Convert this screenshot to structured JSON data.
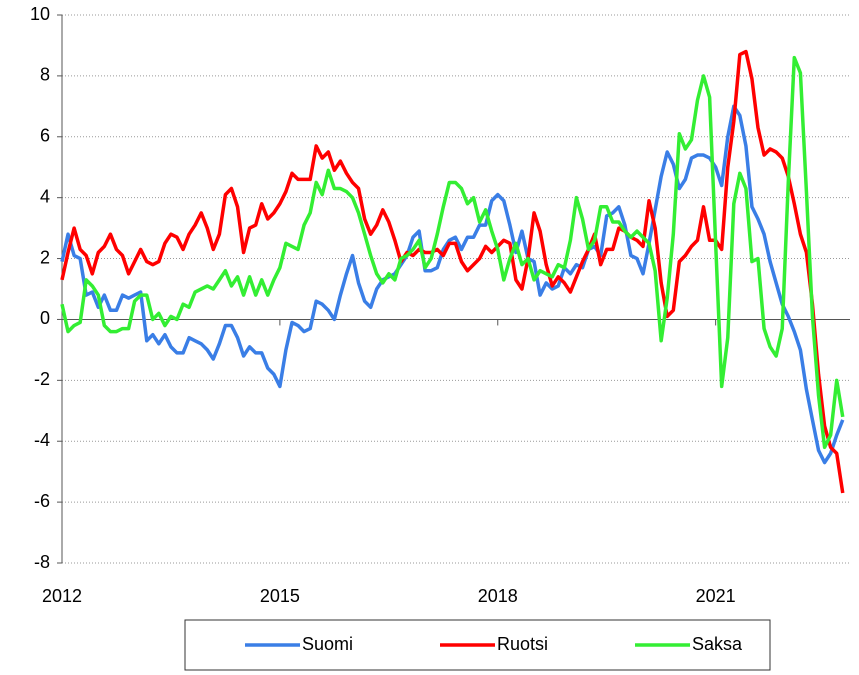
{
  "chart_data": {
    "type": "line",
    "x": [
      2012,
      2012.083,
      2012.167,
      2012.25,
      2012.333,
      2012.417,
      2012.5,
      2012.583,
      2012.667,
      2012.75,
      2012.833,
      2012.917,
      2013,
      2013.083,
      2013.167,
      2013.25,
      2013.333,
      2013.417,
      2013.5,
      2013.583,
      2013.667,
      2013.75,
      2013.833,
      2013.917,
      2014,
      2014.083,
      2014.167,
      2014.25,
      2014.333,
      2014.417,
      2014.5,
      2014.583,
      2014.667,
      2014.75,
      2014.833,
      2014.917,
      2015,
      2015.083,
      2015.167,
      2015.25,
      2015.333,
      2015.417,
      2015.5,
      2015.583,
      2015.667,
      2015.75,
      2015.833,
      2015.917,
      2016,
      2016.083,
      2016.167,
      2016.25,
      2016.333,
      2016.417,
      2016.5,
      2016.583,
      2016.667,
      2016.75,
      2016.833,
      2016.917,
      2017,
      2017.083,
      2017.167,
      2017.25,
      2017.333,
      2017.417,
      2017.5,
      2017.583,
      2017.667,
      2017.75,
      2017.833,
      2017.917,
      2018,
      2018.083,
      2018.167,
      2018.25,
      2018.333,
      2018.417,
      2018.5,
      2018.583,
      2018.667,
      2018.75,
      2018.833,
      2018.917,
      2019,
      2019.083,
      2019.167,
      2019.25,
      2019.333,
      2019.417,
      2019.5,
      2019.583,
      2019.667,
      2019.75,
      2019.833,
      2019.917,
      2020,
      2020.083,
      2020.167,
      2020.25,
      2020.333,
      2020.417,
      2020.5,
      2020.583,
      2020.667,
      2020.75,
      2020.833,
      2020.917,
      2021,
      2021.083,
      2021.167,
      2021.25,
      2021.333,
      2021.417,
      2021.5,
      2021.583,
      2021.667,
      2021.75,
      2021.833,
      2021.917,
      2022,
      2022.083,
      2022.167,
      2022.25,
      2022.333,
      2022.417,
      2022.5,
      2022.583,
      2022.667,
      2022.75
    ],
    "series": [
      {
        "name": "Suomi",
        "color": "#3a7ee6",
        "values": [
          1.9,
          2.8,
          2.1,
          2.0,
          0.8,
          0.9,
          0.4,
          0.8,
          0.3,
          0.3,
          0.8,
          0.7,
          0.8,
          0.9,
          -0.7,
          -0.5,
          -0.8,
          -0.5,
          -0.9,
          -1.1,
          -1.1,
          -0.6,
          -0.7,
          -0.8,
          -1.0,
          -1.3,
          -0.8,
          -0.2,
          -0.2,
          -0.6,
          -1.2,
          -0.9,
          -1.1,
          -1.1,
          -1.6,
          -1.8,
          -2.2,
          -1.0,
          -0.1,
          -0.2,
          -0.4,
          -0.3,
          0.6,
          0.5,
          0.3,
          0.0,
          0.8,
          1.5,
          2.1,
          1.2,
          0.6,
          0.4,
          1.0,
          1.3,
          1.4,
          1.5,
          1.8,
          2.1,
          2.7,
          2.9,
          1.6,
          1.6,
          1.7,
          2.3,
          2.6,
          2.7,
          2.3,
          2.7,
          2.7,
          3.1,
          3.1,
          3.9,
          4.1,
          3.9,
          3.1,
          2.2,
          2.9,
          2.0,
          1.9,
          0.8,
          1.2,
          1.0,
          1.1,
          1.7,
          1.5,
          1.8,
          1.7,
          2.3,
          2.4,
          2.1,
          3.4,
          3.5,
          3.7,
          3.1,
          2.1,
          2.0,
          1.5,
          2.5,
          3.6,
          4.7,
          5.5,
          5.1,
          4.3,
          4.6,
          5.3,
          5.4,
          5.4,
          5.3,
          5.0,
          4.4,
          6.0,
          7.0,
          6.7,
          5.7,
          3.7,
          3.3,
          2.8,
          1.9,
          1.2,
          0.5,
          0.1,
          -0.4,
          -1.0,
          -2.3,
          -3.3,
          -4.3,
          -4.7,
          -4.4,
          -3.8,
          -3.3
        ]
      },
      {
        "name": "Ruotsi",
        "color": "#ff0000",
        "values": [
          1.3,
          2.2,
          3.0,
          2.3,
          2.1,
          1.5,
          2.2,
          2.4,
          2.8,
          2.3,
          2.1,
          1.5,
          1.9,
          2.3,
          1.9,
          1.8,
          1.9,
          2.5,
          2.8,
          2.7,
          2.3,
          2.8,
          3.1,
          3.5,
          3.0,
          2.3,
          2.8,
          4.1,
          4.3,
          3.7,
          2.2,
          3.0,
          3.1,
          3.8,
          3.3,
          3.5,
          3.8,
          4.2,
          4.8,
          4.6,
          4.6,
          4.6,
          5.7,
          5.3,
          5.5,
          4.9,
          5.2,
          4.8,
          4.5,
          4.3,
          3.3,
          2.8,
          3.1,
          3.6,
          3.2,
          2.6,
          1.9,
          2.2,
          2.1,
          2.3,
          2.2,
          2.2,
          2.3,
          2.1,
          2.5,
          2.5,
          1.9,
          1.6,
          1.8,
          2.0,
          2.4,
          2.2,
          2.4,
          2.6,
          2.5,
          1.3,
          1.0,
          2.0,
          3.5,
          2.9,
          1.8,
          1.1,
          1.4,
          1.2,
          0.9,
          1.4,
          1.9,
          2.3,
          2.8,
          1.8,
          2.3,
          2.3,
          3.0,
          2.9,
          2.7,
          2.6,
          2.4,
          3.9,
          3.0,
          1.2,
          0.1,
          0.3,
          1.9,
          2.1,
          2.4,
          2.6,
          3.7,
          2.6,
          2.6,
          2.3,
          5.0,
          6.5,
          8.7,
          8.8,
          7.9,
          6.3,
          5.4,
          5.6,
          5.5,
          5.3,
          4.7,
          3.8,
          2.8,
          2.2,
          0.5,
          -1.8,
          -3.5,
          -4.2,
          -4.4,
          -5.7
        ]
      },
      {
        "name": "Saksa",
        "color": "#33ee33",
        "values": [
          0.5,
          -0.4,
          -0.2,
          -0.1,
          1.3,
          1.1,
          0.8,
          -0.2,
          -0.4,
          -0.4,
          -0.3,
          -0.3,
          0.6,
          0.8,
          0.8,
          0.0,
          0.2,
          -0.2,
          0.1,
          0.0,
          0.5,
          0.4,
          0.9,
          1.0,
          1.1,
          1.0,
          1.3,
          1.6,
          1.1,
          1.4,
          0.8,
          1.4,
          0.8,
          1.3,
          0.8,
          1.3,
          1.7,
          2.5,
          2.4,
          2.3,
          3.1,
          3.5,
          4.5,
          4.1,
          4.9,
          4.3,
          4.3,
          4.2,
          4.0,
          3.5,
          2.8,
          2.1,
          1.5,
          1.2,
          1.5,
          1.3,
          2.0,
          2.1,
          2.3,
          2.6,
          1.7,
          2.0,
          2.8,
          3.7,
          4.5,
          4.5,
          4.3,
          3.8,
          4.0,
          3.2,
          3.6,
          2.9,
          2.3,
          1.3,
          2.0,
          2.5,
          1.8,
          2.0,
          1.3,
          1.6,
          1.5,
          1.4,
          1.8,
          1.7,
          2.6,
          4.0,
          3.3,
          2.3,
          2.6,
          3.7,
          3.7,
          3.2,
          3.2,
          2.9,
          2.7,
          2.9,
          2.7,
          2.5,
          1.6,
          -0.7,
          0.7,
          2.8,
          6.1,
          5.6,
          5.9,
          7.2,
          8.0,
          7.3,
          2.5,
          -2.2,
          -0.6,
          3.8,
          4.8,
          4.3,
          1.9,
          2.0,
          -0.3,
          -0.9,
          -1.2,
          -0.3,
          4.5,
          8.6,
          8.1,
          4.2,
          0.1,
          -2.5,
          -4.2,
          -3.8,
          -2.0,
          -3.2
        ]
      }
    ],
    "xlim": [
      2012,
      2022.85
    ],
    "xticks": [
      2012,
      2015,
      2018,
      2021
    ],
    "ylim": [
      -8,
      10
    ],
    "yticks": [
      -8,
      -6,
      -4,
      -2,
      0,
      2,
      4,
      6,
      8,
      10
    ],
    "grid": true,
    "legend": "bottom"
  }
}
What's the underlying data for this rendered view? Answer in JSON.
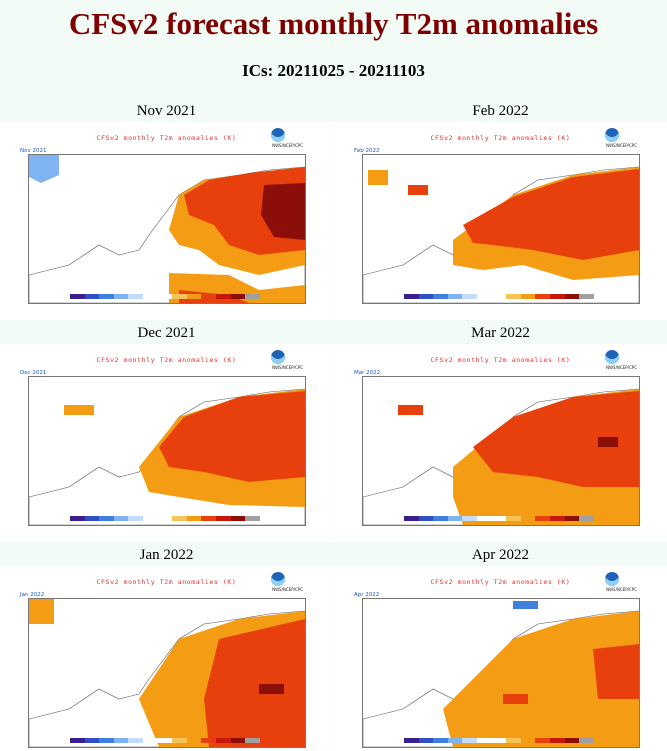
{
  "page": {
    "title": "CFSv2 forecast monthly T2m anomalies",
    "subtitle": "ICs: 20211025 - 20211103"
  },
  "panel_common": {
    "header": "CFSv2 monthly T2m anomalies (K)",
    "credit": "NWS/NCEP/CPC"
  },
  "palette": [
    "#3b1f8f",
    "#2e4fc7",
    "#3f7fe0",
    "#80b3f2",
    "#c4dcfb",
    "#ffffff",
    "#ffffff",
    "#f6c25a",
    "#f49d14",
    "#e8400c",
    "#c4190a",
    "#8b0e08",
    "#a0a0a0"
  ],
  "panels": [
    {
      "label": "Nov 2021",
      "month_short": "Nov 2021"
    },
    {
      "label": "Feb 2022",
      "month_short": "Feb 2022"
    },
    {
      "label": "Dec 2021",
      "month_short": "Dec 2021"
    },
    {
      "label": "Mar 2022",
      "month_short": "Mar 2022"
    },
    {
      "label": "Jan 2022",
      "month_short": "Jan 2022"
    },
    {
      "label": "Apr 2022",
      "month_short": "Apr 2022"
    }
  ]
}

________________________________________

State how many lines of the listing above include the word "monthly". Give nothing but the number.

### Response to this exercise
2